# PROBLEM TO WORK ON
Show each line that has the string "Securities" in it.

** Begin DATASET EXCERPTS **

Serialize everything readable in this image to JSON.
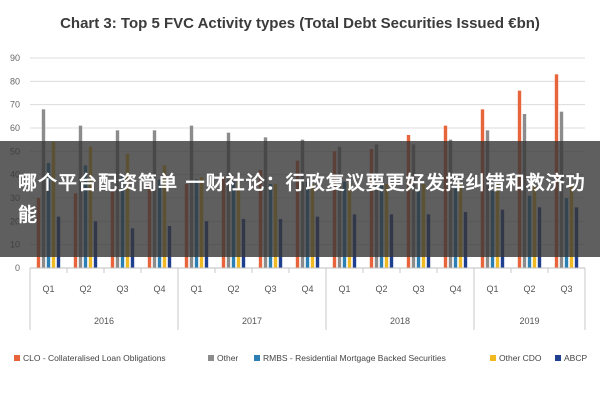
{
  "chart_data": {
    "type": "bar",
    "title": "Chart 3: Top 5 FVC Activity types (Total Debt Securities Issued €bn)",
    "ylim": [
      0,
      90
    ],
    "yticks": [
      "0",
      "10",
      "20",
      "30",
      "40",
      "50",
      "60",
      "70",
      "80",
      "90"
    ],
    "categories": [
      "Q1",
      "Q2",
      "Q3",
      "Q4",
      "Q1",
      "Q2",
      "Q3",
      "Q4",
      "Q1",
      "Q2",
      "Q3",
      "Q4",
      "Q1",
      "Q2",
      "Q3"
    ],
    "years": [
      {
        "label": "2016",
        "count": 4
      },
      {
        "label": "2017",
        "count": 4
      },
      {
        "label": "2018",
        "count": 4
      },
      {
        "label": "2019",
        "count": 3
      }
    ],
    "legend_position": "bottom",
    "series": [
      {
        "name": "CLO - Collateralised Loan Obligations",
        "color": "#e8643a",
        "values": [
          30,
          32,
          33,
          36,
          36,
          39,
          42,
          46,
          50,
          51,
          57,
          61,
          68,
          76,
          83
        ]
      },
      {
        "name": "Other",
        "color": "#8c8c8c",
        "values": [
          68,
          61,
          59,
          59,
          61,
          58,
          56,
          55,
          52,
          53,
          53,
          55,
          59,
          66,
          67
        ]
      },
      {
        "name": "RMBS - Residential Mortgage Backed Securities",
        "color": "#2b7fb3",
        "values": [
          45,
          44,
          40,
          38,
          38,
          37,
          36,
          37,
          37,
          36,
          34,
          34,
          33,
          31,
          30
        ]
      },
      {
        "name": "Other CDO",
        "color": "#f0b821",
        "values": [
          54,
          52,
          49,
          44,
          39,
          38,
          36,
          36,
          36,
          36,
          36,
          36,
          36,
          35,
          36
        ]
      },
      {
        "name": "ABCP",
        "color": "#1f3f8f",
        "values": [
          22,
          20,
          17,
          18,
          20,
          21,
          21,
          22,
          23,
          23,
          23,
          24,
          25,
          26,
          26
        ]
      }
    ]
  },
  "overlay": {
    "text": "哪个平台配资简单 一财社论：行政复议要更好发挥纠错和救济功能"
  }
}
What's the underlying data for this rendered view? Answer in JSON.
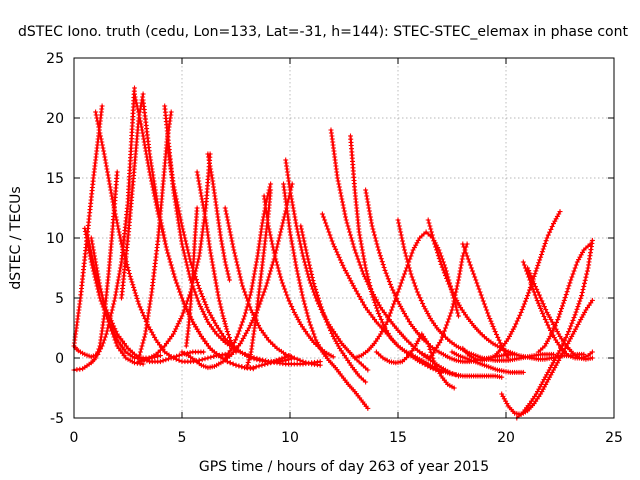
{
  "chart_data": {
    "type": "scatter",
    "title": "dSTEC Iono. truth (cedu, Lon=133, Lat=-31, h=144): STEC-STEC_elemax in phase cont",
    "xlabel": "GPS time / hours of day 263 of year 2015",
    "ylabel": "dSTEC  / TECUs",
    "xlim": [
      0,
      25
    ],
    "ylim": [
      -5,
      25
    ],
    "xticks": [
      0,
      5,
      10,
      15,
      20,
      25
    ],
    "yticks": [
      -5,
      0,
      5,
      10,
      15,
      20,
      25
    ],
    "grid": true,
    "marker": "plus",
    "color": "#ff0000",
    "series": [
      {
        "x": [
          0.0,
          0.2,
          0.5,
          0.8,
          1.1,
          1.3,
          1.5,
          1.7,
          1.9,
          2.2,
          2.5,
          2.8
        ],
        "y": [
          1.0,
          0.6,
          0.3,
          0.1,
          0.3,
          1.0,
          2.0,
          3.5,
          5.0,
          8.0,
          13.0,
          22.5
        ]
      },
      {
        "x": [
          0.0,
          0.3,
          0.6,
          0.9,
          1.1,
          1.3
        ],
        "y": [
          1.0,
          5.0,
          10.0,
          15.0,
          18.0,
          21.0
        ]
      },
      {
        "x": [
          0.0,
          0.4,
          0.8,
          1.0,
          1.2,
          1.4,
          1.6,
          1.8,
          2.0
        ],
        "y": [
          -1.0,
          -0.9,
          -0.4,
          0.0,
          1.0,
          3.5,
          7.0,
          11.0,
          15.5
        ]
      },
      {
        "x": [
          0.5,
          0.8,
          1.2,
          1.6,
          2.0,
          2.4,
          2.8,
          3.2,
          3.6,
          4.0
        ],
        "y": [
          10.8,
          8.0,
          5.0,
          3.0,
          1.5,
          0.5,
          0.0,
          0.0,
          0.0,
          0.2
        ]
      },
      {
        "x": [
          0.6,
          1.0,
          1.5,
          2.0,
          2.5,
          3.0,
          3.5,
          4.0,
          4.5,
          5.0,
          5.5,
          6.0
        ],
        "y": [
          10.5,
          7.0,
          4.0,
          2.0,
          0.8,
          0.0,
          -0.3,
          -0.3,
          0.0,
          0.3,
          0.5,
          0.5
        ]
      },
      {
        "x": [
          0.8,
          1.2,
          1.6,
          2.0,
          2.4,
          2.8,
          3.2
        ],
        "y": [
          10.0,
          6.0,
          3.0,
          1.0,
          0.0,
          -0.4,
          -0.5
        ]
      },
      {
        "x": [
          1.0,
          1.4,
          1.8,
          2.2,
          2.6,
          3.0,
          3.4,
          3.8,
          4.2,
          4.6,
          5.0,
          5.4,
          5.8,
          6.2,
          6.6,
          7.0
        ],
        "y": [
          20.5,
          17.0,
          13.0,
          9.5,
          6.8,
          4.5,
          2.8,
          1.5,
          0.5,
          0.0,
          -0.3,
          -0.3,
          -0.2,
          0.0,
          0.2,
          0.3
        ]
      },
      {
        "x": [
          2.2,
          2.5,
          2.8,
          3.0,
          3.2
        ],
        "y": [
          5.0,
          10.0,
          16.0,
          20.0,
          22.0
        ]
      },
      {
        "x": [
          2.8,
          3.1,
          3.5,
          3.9,
          4.3,
          4.7,
          5.1,
          5.5,
          5.9,
          6.3,
          6.7,
          7.1,
          7.5,
          7.9,
          8.3
        ],
        "y": [
          22.0,
          19.5,
          15.5,
          12.0,
          9.0,
          6.5,
          4.5,
          3.0,
          1.8,
          0.8,
          0.2,
          -0.3,
          -0.6,
          -0.8,
          -0.9
        ]
      },
      {
        "x": [
          3.2,
          3.5,
          3.9,
          4.3,
          4.7,
          5.1,
          5.5,
          5.9,
          6.3,
          6.7,
          7.1,
          7.5,
          7.9,
          8.3,
          8.7,
          9.1,
          9.5,
          10.0
        ],
        "y": [
          21.5,
          17.0,
          12.5,
          9.0,
          6.5,
          4.5,
          3.0,
          1.8,
          0.8,
          0.2,
          -0.3,
          -0.6,
          -0.8,
          -0.8,
          -0.6,
          -0.4,
          -0.1,
          0.2
        ]
      },
      {
        "x": [
          3.0,
          3.3,
          3.6,
          3.9,
          4.1,
          4.3,
          4.5
        ],
        "y": [
          0.0,
          2.0,
          5.5,
          10.0,
          14.0,
          18.0,
          20.5
        ]
      },
      {
        "x": [
          4.3,
          4.6,
          5.0,
          5.4,
          5.8,
          6.2,
          6.6,
          7.0,
          7.4,
          7.8,
          8.2,
          8.6,
          9.0,
          9.4,
          9.8,
          10.2
        ],
        "y": [
          18.0,
          14.5,
          11.0,
          8.0,
          5.8,
          4.0,
          2.7,
          1.6,
          0.9,
          0.4,
          0.0,
          -0.2,
          -0.3,
          -0.3,
          -0.2,
          0.0
        ]
      },
      {
        "x": [
          4.2,
          4.6,
          5.0,
          5.4,
          5.8,
          6.2,
          6.6,
          7.0,
          7.4,
          7.8,
          8.2,
          8.6,
          9.0,
          9.4,
          9.8,
          10.2,
          10.6,
          11.0,
          11.4
        ],
        "y": [
          21.0,
          14.0,
          9.5,
          6.5,
          4.5,
          3.0,
          2.0,
          1.3,
          0.8,
          0.4,
          0.1,
          -0.1,
          -0.3,
          -0.4,
          -0.5,
          -0.5,
          -0.5,
          -0.4,
          -0.3
        ]
      },
      {
        "x": [
          3.0,
          3.4,
          3.8,
          4.2,
          4.6,
          5.0,
          5.4,
          5.8,
          6.1,
          6.3
        ],
        "y": [
          -0.3,
          -0.1,
          0.3,
          1.0,
          2.0,
          3.5,
          5.5,
          8.5,
          12.5,
          17.0
        ]
      },
      {
        "x": [
          5.0,
          5.3,
          5.6,
          5.9,
          6.2,
          6.5,
          6.9,
          7.3,
          7.7,
          8.1,
          8.5,
          8.9,
          9.3,
          9.7,
          10.1
        ],
        "y": [
          0.5,
          0.2,
          -0.2,
          -0.6,
          -0.8,
          -0.7,
          -0.3,
          0.3,
          1.2,
          2.5,
          4.0,
          6.0,
          8.5,
          11.5,
          14.5
        ]
      },
      {
        "x": [
          5.7,
          5.6,
          5.5,
          5.4,
          5.3,
          5.2
        ],
        "y": [
          12.5,
          10.0,
          7.0,
          4.5,
          2.5,
          1.0
        ]
      },
      {
        "x": [
          5.7,
          5.9,
          6.1,
          6.3,
          6.5,
          6.7,
          6.9,
          7.1,
          7.3,
          7.5
        ],
        "y": [
          15.5,
          13.5,
          11.5,
          9.0,
          7.0,
          5.0,
          3.5,
          2.2,
          1.2,
          0.5
        ]
      },
      {
        "x": [
          6.2,
          6.4,
          6.6,
          6.8,
          7.0,
          7.2
        ],
        "y": [
          17.0,
          15.0,
          12.5,
          10.0,
          8.0,
          6.5
        ]
      },
      {
        "x": [
          7.0,
          7.4,
          7.8,
          8.2,
          8.6,
          9.0,
          9.4,
          9.8,
          10.2,
          10.6,
          11.0,
          11.4
        ],
        "y": [
          12.5,
          9.0,
          6.0,
          4.0,
          2.5,
          1.5,
          0.8,
          0.3,
          0.0,
          -0.3,
          -0.5,
          -0.6
        ]
      },
      {
        "x": [
          7.0,
          7.3,
          7.6,
          7.9,
          8.2,
          8.5,
          8.7,
          8.9,
          9.1
        ],
        "y": [
          0.0,
          0.8,
          2.0,
          3.5,
          5.5,
          8.5,
          11.0,
          13.0,
          14.5
        ]
      },
      {
        "x": [
          8.0,
          8.2,
          8.4,
          8.6,
          8.8,
          9.0,
          9.1
        ],
        "y": [
          -0.8,
          0.5,
          3.0,
          6.0,
          9.0,
          12.0,
          14.0
        ]
      },
      {
        "x": [
          8.8,
          9.0,
          9.3,
          9.6,
          9.9,
          10.2,
          10.5,
          10.8,
          11.1,
          11.4,
          11.7,
          12.0
        ],
        "y": [
          13.5,
          11.0,
          8.5,
          6.5,
          5.0,
          3.8,
          2.8,
          2.0,
          1.3,
          0.8,
          0.4,
          0.1
        ]
      },
      {
        "x": [
          9.8,
          10.0,
          10.3,
          10.6,
          10.9,
          11.2,
          11.5,
          11.8,
          12.1,
          12.4,
          12.7,
          13.0,
          13.3,
          13.6
        ],
        "y": [
          16.5,
          14.0,
          11.0,
          8.5,
          6.5,
          5.0,
          3.8,
          2.8,
          2.0,
          1.2,
          0.6,
          0.0,
          -0.5,
          -1.0
        ]
      },
      {
        "x": [
          9.7,
          10.0,
          10.3,
          10.6,
          10.9,
          11.2,
          11.5,
          11.8,
          12.1,
          12.4,
          12.7,
          13.0,
          13.3,
          13.6
        ],
        "y": [
          14.5,
          10.5,
          7.5,
          5.0,
          3.0,
          1.5,
          0.5,
          -0.2,
          -0.8,
          -1.5,
          -2.2,
          -2.8,
          -3.5,
          -4.2
        ]
      },
      {
        "x": [
          10.5,
          10.8,
          11.1,
          11.4,
          11.7,
          12.0,
          12.3,
          12.6,
          12.9,
          13.2,
          13.5
        ],
        "y": [
          11.0,
          8.5,
          6.2,
          4.5,
          3.0,
          1.8,
          0.8,
          0.0,
          -0.8,
          -1.5,
          -2.0
        ]
      },
      {
        "x": [
          11.5,
          12.0,
          12.5,
          13.0,
          13.5,
          14.0,
          14.5,
          15.0,
          15.5,
          16.0,
          16.5,
          17.0
        ],
        "y": [
          12.0,
          9.5,
          7.5,
          5.8,
          4.2,
          3.0,
          2.0,
          1.0,
          0.3,
          -0.3,
          -0.8,
          -1.2
        ]
      },
      {
        "x": [
          11.9,
          12.2,
          12.6,
          13.0,
          13.4,
          13.8,
          14.2,
          14.6,
          15.0,
          15.4,
          15.8,
          16.2,
          16.6,
          17.0,
          17.4,
          17.8
        ],
        "y": [
          19.0,
          15.0,
          11.5,
          9.0,
          7.0,
          5.5,
          4.2,
          3.2,
          2.3,
          1.5,
          0.8,
          0.2,
          -0.3,
          -0.8,
          -1.2,
          -1.5
        ]
      },
      {
        "x": [
          12.8,
          13.0,
          13.2,
          13.5,
          13.8,
          14.1,
          14.4,
          14.7,
          15.0,
          15.3,
          15.6,
          15.9,
          16.2,
          16.5,
          16.8,
          17.1,
          17.4,
          17.7,
          18.0,
          18.3,
          18.6,
          18.9,
          19.2,
          19.5,
          19.8
        ],
        "y": [
          18.5,
          14.0,
          10.5,
          7.5,
          5.3,
          3.7,
          2.5,
          1.6,
          1.0,
          0.6,
          0.3,
          0.0,
          -0.3,
          -0.6,
          -0.9,
          -1.1,
          -1.3,
          -1.4,
          -1.5,
          -1.5,
          -1.5,
          -1.5,
          -1.5,
          -1.5,
          -1.6
        ]
      },
      {
        "x": [
          13.0,
          13.3,
          13.6,
          13.9,
          14.2,
          14.5,
          14.8,
          15.1,
          15.4,
          15.7,
          16.0,
          16.3,
          16.6,
          16.9,
          17.2,
          17.5,
          17.8
        ],
        "y": [
          0.0,
          0.2,
          0.6,
          1.2,
          2.0,
          3.0,
          4.5,
          6.0,
          7.5,
          9.0,
          10.0,
          10.5,
          10.0,
          9.0,
          7.5,
          5.5,
          3.5
        ]
      },
      {
        "x": [
          13.5,
          13.8,
          14.1,
          14.4,
          14.7,
          15.0,
          15.3,
          15.6,
          15.9,
          16.2,
          16.5,
          16.8,
          17.1,
          17.4,
          17.7,
          18.0,
          18.3,
          18.6,
          18.9,
          19.2,
          19.5,
          19.8,
          20.1,
          20.4
        ],
        "y": [
          14.0,
          11.0,
          9.0,
          7.3,
          5.9,
          4.7,
          3.7,
          2.8,
          2.1,
          1.5,
          1.0,
          0.6,
          0.3,
          0.0,
          -0.2,
          -0.3,
          -0.3,
          -0.2,
          -0.1,
          0.0,
          0.1,
          0.2,
          0.3,
          0.3
        ]
      },
      {
        "x": [
          14.0,
          14.3,
          14.6,
          14.9,
          15.2,
          15.5,
          15.8,
          16.1,
          16.4,
          16.7,
          17.0,
          17.3,
          17.6
        ],
        "y": [
          0.5,
          0.0,
          -0.3,
          -0.4,
          -0.3,
          0.2,
          1.0,
          2.0,
          1.2,
          -0.5,
          -1.5,
          -2.2,
          -2.5
        ]
      },
      {
        "x": [
          15.0,
          15.3,
          15.6,
          15.9,
          16.2,
          16.5,
          16.8,
          17.1,
          17.4,
          17.7,
          18.0,
          18.3,
          18.6,
          18.9,
          19.2,
          19.5,
          19.8,
          20.1,
          20.4,
          20.7,
          21.0,
          21.3,
          21.6,
          21.9,
          22.2
        ],
        "y": [
          11.5,
          9.0,
          7.0,
          5.5,
          4.3,
          3.3,
          2.5,
          1.9,
          1.4,
          1.0,
          0.7,
          0.4,
          0.2,
          0.0,
          -0.1,
          -0.2,
          -0.2,
          -0.2,
          -0.1,
          0.0,
          0.1,
          0.2,
          0.3,
          0.3,
          0.3
        ]
      },
      {
        "x": [
          16.4,
          16.7,
          17.0,
          17.3,
          17.6,
          17.9,
          18.2,
          18.5,
          18.8,
          19.1,
          19.4,
          19.7,
          20.0,
          20.3,
          20.6,
          20.9,
          21.2,
          21.5,
          21.8,
          22.1,
          22.4,
          22.7,
          23.0,
          23.3,
          23.6
        ],
        "y": [
          11.5,
          9.5,
          7.8,
          6.4,
          5.2,
          4.2,
          3.4,
          2.7,
          2.1,
          1.6,
          1.2,
          0.9,
          0.6,
          0.4,
          0.2,
          0.1,
          0.0,
          -0.1,
          -0.1,
          0.0,
          0.1,
          0.2,
          0.2,
          0.3,
          0.3
        ]
      },
      {
        "x": [
          16.0,
          16.5,
          17.0,
          17.5,
          17.8,
          18.0,
          18.2
        ],
        "y": [
          0.5,
          0.0,
          1.5,
          4.0,
          6.5,
          8.5,
          9.5
        ]
      },
      {
        "x": [
          18.0,
          18.3,
          18.6,
          18.9,
          19.2,
          19.5,
          19.8,
          20.1
        ],
        "y": [
          9.5,
          8.0,
          6.5,
          5.0,
          3.5,
          2.2,
          1.0,
          0.0
        ]
      },
      {
        "x": [
          17.5,
          17.8,
          18.1,
          18.4,
          18.7,
          19.0,
          19.3,
          19.6,
          19.9,
          20.2,
          20.5,
          20.8
        ],
        "y": [
          0.5,
          0.2,
          0.0,
          -0.2,
          -0.4,
          -0.6,
          -0.8,
          -1.0,
          -1.1,
          -1.2,
          -1.2,
          -1.2
        ]
      },
      {
        "x": [
          18.0,
          18.3,
          18.6,
          18.9,
          19.2,
          19.5,
          19.8,
          20.1,
          20.4,
          20.7,
          21.0,
          21.3,
          21.6,
          21.9,
          22.2,
          22.5
        ],
        "y": [
          0.8,
          0.2,
          -0.1,
          -0.2,
          -0.1,
          0.2,
          0.8,
          1.6,
          2.6,
          3.8,
          5.2,
          6.8,
          8.4,
          10.0,
          11.2,
          12.2
        ]
      },
      {
        "x": [
          19.8,
          20.1,
          20.4,
          20.7,
          21.0,
          21.3,
          21.6,
          21.9,
          22.2,
          22.5,
          22.8,
          23.1,
          23.4,
          23.7,
          24.0
        ],
        "y": [
          -3.0,
          -4.0,
          -4.6,
          -4.7,
          -4.4,
          -3.8,
          -3.0,
          -2.0,
          -1.0,
          0.0,
          1.0,
          2.0,
          3.0,
          4.0,
          4.8
        ]
      },
      {
        "x": [
          20.5,
          20.8,
          21.1,
          21.4,
          21.7,
          22.0,
          22.3,
          22.6,
          22.9,
          23.2,
          23.5,
          23.8,
          24.0
        ],
        "y": [
          -5.0,
          -4.5,
          -3.8,
          -3.0,
          -2.0,
          -1.0,
          0.0,
          1.0,
          2.2,
          3.6,
          5.2,
          7.5,
          9.8
        ]
      },
      {
        "x": [
          20.8,
          21.1,
          21.4,
          21.7,
          22.0,
          22.3,
          22.6,
          22.9,
          23.2,
          23.5,
          23.8,
          24.0
        ],
        "y": [
          8.0,
          6.5,
          5.0,
          3.7,
          2.5,
          1.5,
          0.7,
          0.2,
          0.0,
          0.0,
          0.2,
          0.5
        ]
      },
      {
        "x": [
          21.0,
          21.3,
          21.6,
          21.9,
          22.2,
          22.5,
          22.8,
          23.1,
          23.4,
          23.7,
          24.0
        ],
        "y": [
          7.5,
          6.2,
          5.0,
          3.8,
          2.8,
          1.8,
          1.0,
          0.4,
          0.0,
          -0.1,
          0.0
        ]
      },
      {
        "x": [
          21.5,
          21.8,
          22.1,
          22.4,
          22.7,
          23.0,
          23.3,
          23.6,
          23.9
        ],
        "y": [
          0.5,
          1.0,
          2.0,
          3.2,
          4.8,
          6.5,
          8.0,
          9.0,
          9.5
        ]
      }
    ]
  }
}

** End DATASET EXCERPTS **

# OUTPUT
    "title": "Chart 3: Top 5 FVC Activity types (Total Debt Securities Issued €bn)",
        "name": "RMBS - Residential Mortgage Backed Securities",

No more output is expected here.